**THE REQUEST**. Gather all lines in the entries below that include the word "Основное".
-- BEGIN --
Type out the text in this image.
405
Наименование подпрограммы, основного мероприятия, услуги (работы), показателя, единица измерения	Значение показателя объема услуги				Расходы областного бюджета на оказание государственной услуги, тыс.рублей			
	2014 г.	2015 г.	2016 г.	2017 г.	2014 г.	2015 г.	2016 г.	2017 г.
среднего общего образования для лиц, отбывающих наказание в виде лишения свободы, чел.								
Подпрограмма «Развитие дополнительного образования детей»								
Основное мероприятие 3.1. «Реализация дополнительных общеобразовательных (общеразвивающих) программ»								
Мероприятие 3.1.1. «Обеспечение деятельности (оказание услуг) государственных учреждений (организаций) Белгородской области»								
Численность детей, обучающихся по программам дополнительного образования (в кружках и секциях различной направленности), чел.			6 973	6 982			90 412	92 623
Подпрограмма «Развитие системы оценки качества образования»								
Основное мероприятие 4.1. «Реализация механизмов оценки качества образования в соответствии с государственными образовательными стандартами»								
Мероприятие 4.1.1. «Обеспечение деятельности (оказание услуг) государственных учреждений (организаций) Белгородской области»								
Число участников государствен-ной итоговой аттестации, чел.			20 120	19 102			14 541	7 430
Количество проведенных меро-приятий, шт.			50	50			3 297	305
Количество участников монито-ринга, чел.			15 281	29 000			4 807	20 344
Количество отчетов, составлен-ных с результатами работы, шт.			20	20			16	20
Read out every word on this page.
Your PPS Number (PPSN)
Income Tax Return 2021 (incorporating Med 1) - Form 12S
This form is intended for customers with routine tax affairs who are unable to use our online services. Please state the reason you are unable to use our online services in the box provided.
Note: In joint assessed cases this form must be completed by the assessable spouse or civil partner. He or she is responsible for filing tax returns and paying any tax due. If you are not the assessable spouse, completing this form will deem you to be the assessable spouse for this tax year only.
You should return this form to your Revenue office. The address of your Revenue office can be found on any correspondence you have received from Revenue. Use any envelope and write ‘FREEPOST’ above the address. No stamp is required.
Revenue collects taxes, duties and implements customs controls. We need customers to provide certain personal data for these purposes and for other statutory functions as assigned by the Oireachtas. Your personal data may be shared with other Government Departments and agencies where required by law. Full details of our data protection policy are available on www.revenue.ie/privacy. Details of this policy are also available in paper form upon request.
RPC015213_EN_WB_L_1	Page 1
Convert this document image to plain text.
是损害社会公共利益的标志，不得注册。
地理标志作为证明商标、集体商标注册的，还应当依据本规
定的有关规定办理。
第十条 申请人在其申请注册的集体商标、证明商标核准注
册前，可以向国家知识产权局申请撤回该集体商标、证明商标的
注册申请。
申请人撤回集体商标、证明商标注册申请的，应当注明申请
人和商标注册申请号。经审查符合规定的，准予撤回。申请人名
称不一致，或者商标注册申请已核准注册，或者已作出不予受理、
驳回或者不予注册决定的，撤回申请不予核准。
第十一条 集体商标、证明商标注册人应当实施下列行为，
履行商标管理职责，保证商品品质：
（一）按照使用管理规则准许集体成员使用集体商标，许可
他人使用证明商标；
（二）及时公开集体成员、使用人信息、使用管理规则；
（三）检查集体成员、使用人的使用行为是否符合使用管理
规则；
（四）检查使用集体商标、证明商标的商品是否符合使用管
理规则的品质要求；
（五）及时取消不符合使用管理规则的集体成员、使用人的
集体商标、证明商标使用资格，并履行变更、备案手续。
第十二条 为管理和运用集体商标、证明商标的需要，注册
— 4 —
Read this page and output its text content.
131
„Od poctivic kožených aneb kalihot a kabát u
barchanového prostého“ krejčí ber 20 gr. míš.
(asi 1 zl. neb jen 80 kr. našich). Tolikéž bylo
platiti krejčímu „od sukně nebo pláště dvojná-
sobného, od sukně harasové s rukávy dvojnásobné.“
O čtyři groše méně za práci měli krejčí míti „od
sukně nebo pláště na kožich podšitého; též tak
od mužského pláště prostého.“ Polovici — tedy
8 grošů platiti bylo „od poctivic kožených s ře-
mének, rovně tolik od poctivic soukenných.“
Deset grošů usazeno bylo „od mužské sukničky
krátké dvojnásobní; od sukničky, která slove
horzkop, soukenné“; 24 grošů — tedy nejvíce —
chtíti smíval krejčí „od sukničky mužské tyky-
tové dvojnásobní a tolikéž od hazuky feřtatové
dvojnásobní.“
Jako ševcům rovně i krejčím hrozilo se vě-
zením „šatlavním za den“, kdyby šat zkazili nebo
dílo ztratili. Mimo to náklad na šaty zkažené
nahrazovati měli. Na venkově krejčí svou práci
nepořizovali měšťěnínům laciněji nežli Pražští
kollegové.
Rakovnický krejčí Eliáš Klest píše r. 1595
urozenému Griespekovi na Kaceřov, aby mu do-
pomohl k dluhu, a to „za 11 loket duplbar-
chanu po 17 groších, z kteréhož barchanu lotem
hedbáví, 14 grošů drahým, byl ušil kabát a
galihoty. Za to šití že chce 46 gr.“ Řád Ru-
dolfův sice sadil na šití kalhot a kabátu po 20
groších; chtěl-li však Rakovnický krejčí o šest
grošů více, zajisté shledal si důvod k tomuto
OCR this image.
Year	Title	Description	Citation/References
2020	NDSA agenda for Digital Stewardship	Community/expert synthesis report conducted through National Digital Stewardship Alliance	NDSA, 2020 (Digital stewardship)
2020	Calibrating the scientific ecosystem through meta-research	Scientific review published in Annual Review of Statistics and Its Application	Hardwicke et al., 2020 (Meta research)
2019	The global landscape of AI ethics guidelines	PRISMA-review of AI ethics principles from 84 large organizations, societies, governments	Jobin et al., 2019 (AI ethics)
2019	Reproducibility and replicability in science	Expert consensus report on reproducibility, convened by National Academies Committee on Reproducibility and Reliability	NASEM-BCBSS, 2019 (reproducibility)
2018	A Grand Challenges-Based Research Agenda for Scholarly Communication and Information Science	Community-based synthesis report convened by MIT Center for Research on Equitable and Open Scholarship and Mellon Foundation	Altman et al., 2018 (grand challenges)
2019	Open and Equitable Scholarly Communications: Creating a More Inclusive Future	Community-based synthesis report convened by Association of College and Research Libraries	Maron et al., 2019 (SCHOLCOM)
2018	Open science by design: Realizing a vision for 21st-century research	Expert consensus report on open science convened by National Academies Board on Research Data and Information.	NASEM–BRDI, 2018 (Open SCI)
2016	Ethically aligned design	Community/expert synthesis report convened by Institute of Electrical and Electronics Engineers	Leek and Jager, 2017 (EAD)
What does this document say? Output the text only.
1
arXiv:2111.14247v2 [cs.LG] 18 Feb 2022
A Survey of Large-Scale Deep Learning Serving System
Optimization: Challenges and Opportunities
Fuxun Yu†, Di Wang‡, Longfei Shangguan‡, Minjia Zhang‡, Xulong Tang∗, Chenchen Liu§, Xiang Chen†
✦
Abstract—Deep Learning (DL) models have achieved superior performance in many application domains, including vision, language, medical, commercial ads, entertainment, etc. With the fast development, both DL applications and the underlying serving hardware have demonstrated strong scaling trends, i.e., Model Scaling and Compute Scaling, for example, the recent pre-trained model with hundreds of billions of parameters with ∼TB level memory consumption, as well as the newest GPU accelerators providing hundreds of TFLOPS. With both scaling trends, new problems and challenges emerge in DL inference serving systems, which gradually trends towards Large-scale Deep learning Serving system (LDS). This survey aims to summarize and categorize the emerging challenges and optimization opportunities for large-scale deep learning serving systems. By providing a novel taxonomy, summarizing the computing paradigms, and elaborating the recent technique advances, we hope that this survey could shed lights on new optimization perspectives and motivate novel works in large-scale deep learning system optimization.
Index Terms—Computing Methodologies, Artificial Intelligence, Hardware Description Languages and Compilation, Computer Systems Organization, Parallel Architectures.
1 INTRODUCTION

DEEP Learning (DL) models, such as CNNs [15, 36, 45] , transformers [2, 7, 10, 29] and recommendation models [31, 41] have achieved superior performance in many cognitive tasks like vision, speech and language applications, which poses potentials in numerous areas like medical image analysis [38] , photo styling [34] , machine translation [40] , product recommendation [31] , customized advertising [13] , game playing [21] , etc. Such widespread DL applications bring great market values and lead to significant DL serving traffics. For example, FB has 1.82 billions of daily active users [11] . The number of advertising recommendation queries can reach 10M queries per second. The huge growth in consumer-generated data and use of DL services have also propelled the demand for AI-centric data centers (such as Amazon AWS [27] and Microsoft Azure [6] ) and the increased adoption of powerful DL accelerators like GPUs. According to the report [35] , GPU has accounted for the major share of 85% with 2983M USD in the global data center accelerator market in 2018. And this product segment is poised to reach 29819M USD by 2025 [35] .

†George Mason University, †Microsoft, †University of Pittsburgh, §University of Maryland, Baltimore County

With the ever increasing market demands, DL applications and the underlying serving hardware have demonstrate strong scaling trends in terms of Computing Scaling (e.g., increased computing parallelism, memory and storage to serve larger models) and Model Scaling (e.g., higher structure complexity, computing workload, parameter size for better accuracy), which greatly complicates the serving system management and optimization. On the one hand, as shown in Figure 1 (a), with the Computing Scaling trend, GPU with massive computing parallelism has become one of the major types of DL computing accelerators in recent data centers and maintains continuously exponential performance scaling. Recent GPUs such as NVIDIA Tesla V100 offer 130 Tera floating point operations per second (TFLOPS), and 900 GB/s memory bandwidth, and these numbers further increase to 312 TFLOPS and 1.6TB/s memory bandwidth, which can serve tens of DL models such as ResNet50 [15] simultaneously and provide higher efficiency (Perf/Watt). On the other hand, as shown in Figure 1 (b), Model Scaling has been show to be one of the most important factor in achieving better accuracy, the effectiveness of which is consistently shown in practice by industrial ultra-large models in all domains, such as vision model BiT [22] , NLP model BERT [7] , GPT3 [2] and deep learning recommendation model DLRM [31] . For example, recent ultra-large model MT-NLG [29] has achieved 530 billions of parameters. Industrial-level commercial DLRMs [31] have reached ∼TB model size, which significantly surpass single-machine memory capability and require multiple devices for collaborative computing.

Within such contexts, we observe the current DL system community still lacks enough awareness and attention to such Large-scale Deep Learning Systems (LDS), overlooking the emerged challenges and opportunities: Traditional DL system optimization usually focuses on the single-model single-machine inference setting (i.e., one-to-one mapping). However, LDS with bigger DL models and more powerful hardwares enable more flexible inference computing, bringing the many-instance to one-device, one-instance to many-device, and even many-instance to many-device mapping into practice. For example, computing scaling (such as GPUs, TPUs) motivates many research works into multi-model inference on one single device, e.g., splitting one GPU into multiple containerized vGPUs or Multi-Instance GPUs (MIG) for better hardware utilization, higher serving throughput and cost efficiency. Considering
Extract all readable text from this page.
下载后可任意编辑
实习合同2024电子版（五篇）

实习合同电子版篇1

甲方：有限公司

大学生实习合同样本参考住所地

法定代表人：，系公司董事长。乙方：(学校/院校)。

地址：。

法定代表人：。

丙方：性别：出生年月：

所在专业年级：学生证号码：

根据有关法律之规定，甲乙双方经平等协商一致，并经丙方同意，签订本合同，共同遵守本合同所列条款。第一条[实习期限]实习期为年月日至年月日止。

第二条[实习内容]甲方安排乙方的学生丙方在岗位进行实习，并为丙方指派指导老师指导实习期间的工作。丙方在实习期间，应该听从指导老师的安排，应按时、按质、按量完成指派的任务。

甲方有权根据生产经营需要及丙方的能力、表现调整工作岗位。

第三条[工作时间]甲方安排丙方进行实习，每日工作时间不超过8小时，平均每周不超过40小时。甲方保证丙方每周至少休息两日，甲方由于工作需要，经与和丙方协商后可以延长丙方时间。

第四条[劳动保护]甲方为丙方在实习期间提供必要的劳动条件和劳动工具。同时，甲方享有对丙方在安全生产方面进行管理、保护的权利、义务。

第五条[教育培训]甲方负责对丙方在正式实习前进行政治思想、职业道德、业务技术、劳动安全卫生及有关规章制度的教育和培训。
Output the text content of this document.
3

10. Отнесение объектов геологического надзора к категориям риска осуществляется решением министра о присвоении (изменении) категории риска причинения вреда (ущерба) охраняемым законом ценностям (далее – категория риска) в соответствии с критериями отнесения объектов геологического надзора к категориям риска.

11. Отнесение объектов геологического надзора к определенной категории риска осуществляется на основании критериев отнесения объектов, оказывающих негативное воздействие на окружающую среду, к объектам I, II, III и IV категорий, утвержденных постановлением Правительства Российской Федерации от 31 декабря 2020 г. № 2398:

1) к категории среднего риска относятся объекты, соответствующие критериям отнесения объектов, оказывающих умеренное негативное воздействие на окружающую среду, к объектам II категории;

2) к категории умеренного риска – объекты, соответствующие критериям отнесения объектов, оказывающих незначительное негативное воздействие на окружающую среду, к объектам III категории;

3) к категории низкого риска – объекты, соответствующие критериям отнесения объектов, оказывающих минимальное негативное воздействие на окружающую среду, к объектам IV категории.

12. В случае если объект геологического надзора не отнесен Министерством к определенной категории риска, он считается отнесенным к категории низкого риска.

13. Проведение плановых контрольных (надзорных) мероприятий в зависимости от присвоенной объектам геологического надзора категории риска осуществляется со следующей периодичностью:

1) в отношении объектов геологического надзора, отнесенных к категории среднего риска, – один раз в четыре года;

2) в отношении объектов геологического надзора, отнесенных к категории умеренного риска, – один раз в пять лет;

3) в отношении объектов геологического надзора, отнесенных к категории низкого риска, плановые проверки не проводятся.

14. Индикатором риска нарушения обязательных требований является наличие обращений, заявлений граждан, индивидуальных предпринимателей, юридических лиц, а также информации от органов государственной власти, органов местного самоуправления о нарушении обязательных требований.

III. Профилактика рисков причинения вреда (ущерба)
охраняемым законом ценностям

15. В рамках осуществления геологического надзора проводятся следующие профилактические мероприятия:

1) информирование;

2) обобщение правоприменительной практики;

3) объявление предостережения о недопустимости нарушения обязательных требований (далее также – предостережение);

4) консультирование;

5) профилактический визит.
-- END --
**ANSWER TO THE TASK**.
Основное мероприятие 3.1. «Реализация дополнительных общеобразовательных (общеразвивающих) программ»								
Основное мероприятие 4.1. «Реализация механизмов оценки качества образования в соответствии с государственными образовательными стандартами»								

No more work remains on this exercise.